(Dataset rows)
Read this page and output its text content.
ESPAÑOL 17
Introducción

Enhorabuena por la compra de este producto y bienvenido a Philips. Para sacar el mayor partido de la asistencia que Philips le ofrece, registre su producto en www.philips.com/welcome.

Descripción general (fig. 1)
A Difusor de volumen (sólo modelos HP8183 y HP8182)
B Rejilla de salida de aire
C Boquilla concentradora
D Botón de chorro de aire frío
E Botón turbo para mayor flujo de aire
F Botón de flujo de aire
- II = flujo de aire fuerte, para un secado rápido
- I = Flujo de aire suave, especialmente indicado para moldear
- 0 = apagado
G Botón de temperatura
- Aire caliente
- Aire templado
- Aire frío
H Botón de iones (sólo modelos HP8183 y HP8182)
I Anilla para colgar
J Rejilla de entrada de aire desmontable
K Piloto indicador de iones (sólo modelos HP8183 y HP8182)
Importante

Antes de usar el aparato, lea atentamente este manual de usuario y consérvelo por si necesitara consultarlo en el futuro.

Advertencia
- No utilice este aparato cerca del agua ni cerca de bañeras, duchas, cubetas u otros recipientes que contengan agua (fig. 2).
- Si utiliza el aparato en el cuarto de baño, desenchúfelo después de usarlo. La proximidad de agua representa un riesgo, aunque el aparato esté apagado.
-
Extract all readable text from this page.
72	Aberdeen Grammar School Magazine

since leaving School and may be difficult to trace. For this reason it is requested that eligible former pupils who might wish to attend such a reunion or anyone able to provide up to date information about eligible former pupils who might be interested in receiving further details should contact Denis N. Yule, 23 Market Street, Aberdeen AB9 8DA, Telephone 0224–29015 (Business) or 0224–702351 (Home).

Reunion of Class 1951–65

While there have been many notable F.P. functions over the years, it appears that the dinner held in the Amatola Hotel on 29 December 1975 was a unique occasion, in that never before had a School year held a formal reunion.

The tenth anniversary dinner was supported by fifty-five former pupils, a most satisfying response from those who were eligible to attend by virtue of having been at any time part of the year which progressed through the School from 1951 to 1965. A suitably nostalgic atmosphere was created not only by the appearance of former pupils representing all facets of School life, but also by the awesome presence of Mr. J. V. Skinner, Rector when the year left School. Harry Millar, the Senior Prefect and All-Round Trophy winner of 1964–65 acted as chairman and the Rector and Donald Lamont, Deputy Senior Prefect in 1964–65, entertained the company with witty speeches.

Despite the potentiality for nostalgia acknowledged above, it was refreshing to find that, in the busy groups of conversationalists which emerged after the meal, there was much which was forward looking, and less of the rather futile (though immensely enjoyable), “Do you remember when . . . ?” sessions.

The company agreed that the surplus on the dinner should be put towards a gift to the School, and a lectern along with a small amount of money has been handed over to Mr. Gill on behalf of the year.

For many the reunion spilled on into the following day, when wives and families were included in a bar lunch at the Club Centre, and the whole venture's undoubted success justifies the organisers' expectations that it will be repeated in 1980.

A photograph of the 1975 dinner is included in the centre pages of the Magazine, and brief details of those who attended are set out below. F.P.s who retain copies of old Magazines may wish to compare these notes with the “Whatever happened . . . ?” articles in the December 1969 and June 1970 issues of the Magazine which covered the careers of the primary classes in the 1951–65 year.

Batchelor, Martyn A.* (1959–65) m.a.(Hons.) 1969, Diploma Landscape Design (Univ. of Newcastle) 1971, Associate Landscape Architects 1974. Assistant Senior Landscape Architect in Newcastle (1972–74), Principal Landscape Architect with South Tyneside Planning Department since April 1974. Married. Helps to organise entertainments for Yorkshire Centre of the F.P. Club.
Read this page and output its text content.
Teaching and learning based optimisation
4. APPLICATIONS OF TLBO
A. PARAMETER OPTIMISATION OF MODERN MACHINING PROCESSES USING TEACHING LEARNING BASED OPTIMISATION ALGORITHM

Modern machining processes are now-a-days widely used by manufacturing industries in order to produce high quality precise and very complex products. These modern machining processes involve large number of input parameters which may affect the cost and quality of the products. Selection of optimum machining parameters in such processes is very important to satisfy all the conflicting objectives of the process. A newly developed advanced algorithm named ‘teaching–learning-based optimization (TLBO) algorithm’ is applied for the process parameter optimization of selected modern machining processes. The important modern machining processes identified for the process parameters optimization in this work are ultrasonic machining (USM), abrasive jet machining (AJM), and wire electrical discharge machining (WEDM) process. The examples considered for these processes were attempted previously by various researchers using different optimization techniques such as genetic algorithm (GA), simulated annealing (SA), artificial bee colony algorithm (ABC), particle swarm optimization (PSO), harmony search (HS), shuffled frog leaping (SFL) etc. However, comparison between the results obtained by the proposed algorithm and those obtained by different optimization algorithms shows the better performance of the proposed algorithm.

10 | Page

• [Task details]: Print the records once more, exactly as they were given.

• [Solution]:
Read this page and output its text content.
ESPAÑOL 17
Introducción

Enhorabuena por la compra de este producto y bienvenido a Philips. Para sacar el mayor partido de la asistencia que Philips le ofrece, registre su producto en www.philips.com/welcome.

Descripción general (fig. 1)
A Difusor de volumen (sólo modelos HP8183 y HP8182)
B Rejilla de salida de aire
C Boquilla concentradora
D Botón de chorro de aire frío
E Botón turbo para mayor flujo de aire
F Botón de flujo de aire
- II = flujo de aire fuerte, para un secado rápido
- I = Flujo de aire suave, especialmente indicado para moldear
- 0 = apagado
G Botón de temperatura
- Aire caliente
- Aire templado
- Aire frío
H Botón de iones (sólo modelos HP8183 y HP8182)
I Anilla para colgar
J Rejilla de entrada de aire desmontable
K Piloto indicador de iones (sólo modelos HP8183 y HP8182)
Importante

Antes de usar el aparato, lea atentamente este manual de usuario y consérvelo por si necesitara consultarlo en el futuro.

Advertencia
- No utilice este aparato cerca del agua ni cerca de bañeras, duchas, cubetas u otros recipientes que contengan agua (fig. 2).
- Si utiliza el aparato en el cuarto de baño, desenchúfelo después de usarlo. La proximidad de agua representa un riesgo, aunque el aparato esté apagado.
-
Extract all readable text from this page.
72	Aberdeen Grammar School Magazine

since leaving School and may be difficult to trace. For this reason it is requested that eligible former pupils who might wish to attend such a reunion or anyone able to provide up to date information about eligible former pupils who might be interested in receiving further details should contact Denis N. Yule, 23 Market Street, Aberdeen AB9 8DA, Telephone 0224–29015 (Business) or 0224–702351 (Home).

Reunion of Class 1951–65

While there have been many notable F.P. functions over the years, it appears that the dinner held in the Amatola Hotel on 29 December 1975 was a unique occasion, in that never before had a School year held a formal reunion.

The tenth anniversary dinner was supported by fifty-five former pupils, a most satisfying response from those who were eligible to attend by virtue of having been at any time part of the year which progressed through the School from 1951 to 1965. A suitably nostalgic atmosphere was created not only by the appearance of former pupils representing all facets of School life, but also by the awesome presence of Mr. J. V. Skinner, Rector when the year left School. Harry Millar, the Senior Prefect and All-Round Trophy winner of 1964–65 acted as chairman and the Rector and Donald Lamont, Deputy Senior Prefect in 1964–65, entertained the company with witty speeches.

Despite the potentiality for nostalgia acknowledged above, it was refreshing to find that, in the busy groups of conversationalists which emerged after the meal, there was much which was forward looking, and less of the rather futile (though immensely enjoyable), “Do you remember when . . . ?” sessions.

The company agreed that the surplus on the dinner should be put towards a gift to the School, and a lectern along with a small amount of money has been handed over to Mr. Gill on behalf of the year.

For many the reunion spilled on into the following day, when wives and families were included in a bar lunch at the Club Centre, and the whole venture's undoubted success justifies the organisers' expectations that it will be repeated in 1980.

A photograph of the 1975 dinner is included in the centre pages of the Magazine, and brief details of those who attended are set out below. F.P.s who retain copies of old Magazines may wish to compare these notes with the “Whatever happened . . . ?” articles in the December 1969 and June 1970 issues of the Magazine which covered the careers of the primary classes in the 1951–65 year.

Batchelor, Martyn A.* (1959–65) m.a.(Hons.) 1969, Diploma Landscape Design (Univ. of Newcastle) 1971, Associate Landscape Architects 1974. Assistant Senior Landscape Architect in Newcastle (1972–74), Principal Landscape Architect with South Tyneside Planning Department since April 1974. Married. Helps to organise entertainments for Yorkshire Centre of the F.P. Club.
Read this page and output its text content.
Teaching and learning based optimisation
4. APPLICATIONS OF TLBO
A. PARAMETER OPTIMISATION OF MODERN MACHINING PROCESSES USING TEACHING LEARNING BASED OPTIMISATION ALGORITHM

Modern machining processes are now-a-days widely used by manufacturing industries in order to produce high quality precise and very complex products. These modern machining processes involve large number of input parameters which may affect the cost and quality of the products. Selection of optimum machining parameters in such processes is very important to satisfy all the conflicting objectives of the process. A newly developed advanced algorithm named ‘teaching–learning-based optimization (TLBO) algorithm’ is applied for the process parameter optimization of selected modern machining processes. The important modern machining processes identified for the process parameters optimization in this work are ultrasonic machining (USM), abrasive jet machining (AJM), and wire electrical discharge machining (WEDM) process. The examples considered for these processes were attempted previously by various researchers using different optimization techniques such as genetic algorithm (GA), simulated annealing (SA), artificial bee colony algorithm (ABC), particle swarm optimization (PSO), harmony search (HS), shuffled frog leaping (SFL) etc. However, comparison between the results obtained by the proposed algorithm and those obtained by different optimization algorithms shows the better performance of the proposed algorithm.

10 | Page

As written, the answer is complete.